> [Excerpted passage]
A genre of music that is derivative of the Hardcore Punk music genre, itself an offshoot of the broader Punk movement.

Like Post Punk, Post-Hardcore is a term for a broad collection of groups. Many of which emerged from the Hardcore Punk scene, or took inspiration from Hardcore, while emphasizing a greater degree of expression.

The genre took shape in the mid-to-late-'80s with releases from bands that grew out of cities that had established Hardcore Punk scenes, in particular from the scenes in Washington, D.C. such as Fugazi as well as slightly different sounding groups such as Big Black and Jawbox that stuck closer to the Noise Rock roots of Post-Hardcore.

Originating

Groups such as Saccharine Trust, Naked Raygun, and The Effigies, which were active around the early 1980s, are considered as forerunners to the Post-Hardcore genre. Chicago's Naked Raygun, formed in 1981, has been seen as merging Post Punk influences of bands such as Wire and Gang Of Four with Hardcore, while author Steven Blush notes the band's use of "oblique lyrics and stark Post Punk melodies". Similarly, The Effigies, who also hailed from the Chicago scene, released music influenced by the Hardcore of Minor Threat and the British Post Punk of bands like The Stranglers, Killing Joke, and The Ruts.

During the early to mid-1980s, the desire to experiment with Hardcore's basic template expanded to many musicians that had been associated with the genre or had strong roots in it. Many of these groups also took inspiration from the '80s Noise Rock scene pioneered by Sonic Youth. Some bands signed to the independent label Homestead Records, including Squirrel Bait (as well as David Grubbs-related Bastro and Bitch Magnet) and Steve Albini's Big Black (just as his subsequent projects Rapeman and Shellac) are also associated with Post-Hardcore. Big Black, which also featured former Naked Raygun guitarist Santiago Durango, made themselves known for their strict DIY ethic, related to practices such as paying for their own recordings, booking their own shows, handling their own management and publicity, and remaining "stubbornly independent at a time when many independent bands were eagerly reaching out for the major-label brass ring". The band's music, punctuated by the use of a drum machine, has also been seen as influential to Industrial, while Blush has also described the Steve Albini-fronted project as "an angst-ridden response to the rigid English Post Punk of Gang Of Four". After the issuing of the "Il Duce" single (and between the release of their only two studio albums, Atomizer and Songs About Fucking), Big Black left Homestead for Touch and Go Records, which would later reissue not only their entire discography, but would also be responsible for the release of the complete works of Scratch Acid, an act from Austin, Texas described as Post-Hardcore, that, according to Stephen Thomas Erlewine, "laid the groundwork for much of the distorted, grinding alternative Punk rockers of the '90s".

> [Problems]
1) List the bands that the Post-Hardcore passage links to Steve Albini.
2) In the records, write out every line from the line containing "data-cell [733, 63, 748, 84]" through the line containing "legend-swatch [587, 714, 654, 720]", including both of those lines.

> [Material supplied]
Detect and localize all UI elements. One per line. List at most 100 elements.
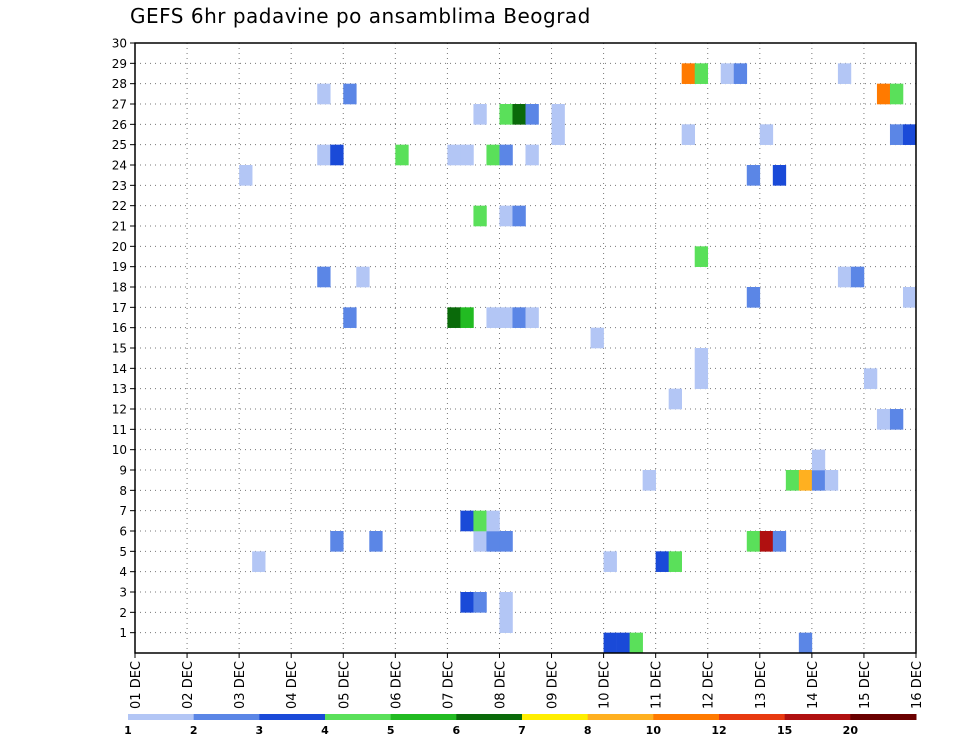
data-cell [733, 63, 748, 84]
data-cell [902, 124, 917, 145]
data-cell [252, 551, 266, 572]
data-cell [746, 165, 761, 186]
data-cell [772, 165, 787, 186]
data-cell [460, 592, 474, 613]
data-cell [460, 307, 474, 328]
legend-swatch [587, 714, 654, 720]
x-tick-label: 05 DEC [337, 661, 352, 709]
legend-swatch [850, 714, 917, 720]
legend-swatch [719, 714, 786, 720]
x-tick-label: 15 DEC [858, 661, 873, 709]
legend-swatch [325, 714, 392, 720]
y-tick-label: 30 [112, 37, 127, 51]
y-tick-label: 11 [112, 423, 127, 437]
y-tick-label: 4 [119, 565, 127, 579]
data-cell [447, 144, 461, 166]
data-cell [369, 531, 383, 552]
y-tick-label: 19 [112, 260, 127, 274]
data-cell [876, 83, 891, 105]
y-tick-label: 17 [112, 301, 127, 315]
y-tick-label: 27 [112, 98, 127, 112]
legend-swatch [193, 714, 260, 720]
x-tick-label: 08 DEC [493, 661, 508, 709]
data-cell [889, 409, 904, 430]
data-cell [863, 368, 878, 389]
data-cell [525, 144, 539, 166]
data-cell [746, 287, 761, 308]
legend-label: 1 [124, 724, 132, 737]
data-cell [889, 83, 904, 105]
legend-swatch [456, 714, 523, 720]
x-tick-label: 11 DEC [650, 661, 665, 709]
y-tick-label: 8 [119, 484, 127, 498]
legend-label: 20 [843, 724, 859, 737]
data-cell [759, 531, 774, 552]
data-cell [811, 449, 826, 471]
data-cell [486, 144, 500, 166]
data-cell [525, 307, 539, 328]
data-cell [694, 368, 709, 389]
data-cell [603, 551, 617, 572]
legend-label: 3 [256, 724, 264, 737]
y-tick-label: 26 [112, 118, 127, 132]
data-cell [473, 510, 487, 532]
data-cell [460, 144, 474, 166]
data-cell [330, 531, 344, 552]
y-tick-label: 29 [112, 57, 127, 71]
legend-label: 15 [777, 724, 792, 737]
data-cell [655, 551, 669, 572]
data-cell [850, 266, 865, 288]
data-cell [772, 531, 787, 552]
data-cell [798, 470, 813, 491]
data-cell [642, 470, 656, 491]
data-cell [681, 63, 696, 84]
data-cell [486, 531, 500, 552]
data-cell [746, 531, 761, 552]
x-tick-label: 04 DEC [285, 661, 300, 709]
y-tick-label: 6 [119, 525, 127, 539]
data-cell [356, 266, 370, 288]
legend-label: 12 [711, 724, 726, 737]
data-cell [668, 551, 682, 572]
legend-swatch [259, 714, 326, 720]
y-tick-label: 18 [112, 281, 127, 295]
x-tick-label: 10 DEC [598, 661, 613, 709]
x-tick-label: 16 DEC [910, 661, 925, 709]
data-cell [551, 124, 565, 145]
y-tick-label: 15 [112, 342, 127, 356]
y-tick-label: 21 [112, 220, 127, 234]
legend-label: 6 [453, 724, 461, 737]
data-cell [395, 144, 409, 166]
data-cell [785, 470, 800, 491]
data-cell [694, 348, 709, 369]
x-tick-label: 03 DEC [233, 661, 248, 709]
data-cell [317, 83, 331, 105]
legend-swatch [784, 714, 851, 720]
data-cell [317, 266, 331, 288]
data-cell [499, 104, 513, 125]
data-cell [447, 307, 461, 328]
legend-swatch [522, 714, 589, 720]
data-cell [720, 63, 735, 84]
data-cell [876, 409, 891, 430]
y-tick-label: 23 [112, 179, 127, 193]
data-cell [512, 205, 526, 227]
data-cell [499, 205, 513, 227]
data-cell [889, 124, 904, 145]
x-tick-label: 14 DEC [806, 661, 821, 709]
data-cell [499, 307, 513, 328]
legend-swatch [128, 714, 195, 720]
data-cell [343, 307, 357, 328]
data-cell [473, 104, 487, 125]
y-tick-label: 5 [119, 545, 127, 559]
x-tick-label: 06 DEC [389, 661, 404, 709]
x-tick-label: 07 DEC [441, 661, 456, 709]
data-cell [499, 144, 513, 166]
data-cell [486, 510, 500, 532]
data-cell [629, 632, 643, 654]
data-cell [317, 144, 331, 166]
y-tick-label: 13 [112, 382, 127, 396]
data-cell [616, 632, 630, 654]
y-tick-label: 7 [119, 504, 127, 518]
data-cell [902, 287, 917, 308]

> [Answer list]
1)
Big Black
Rapeman
Shellac

2)
data-cell [733, 63, 748, 84]
data-cell [902, 124, 917, 145]
data-cell [252, 551, 266, 572]
data-cell [746, 165, 761, 186]
data-cell [772, 165, 787, 186]
data-cell [460, 592, 474, 613]
data-cell [460, 307, 474, 328]
legend-swatch [587, 714, 654, 720]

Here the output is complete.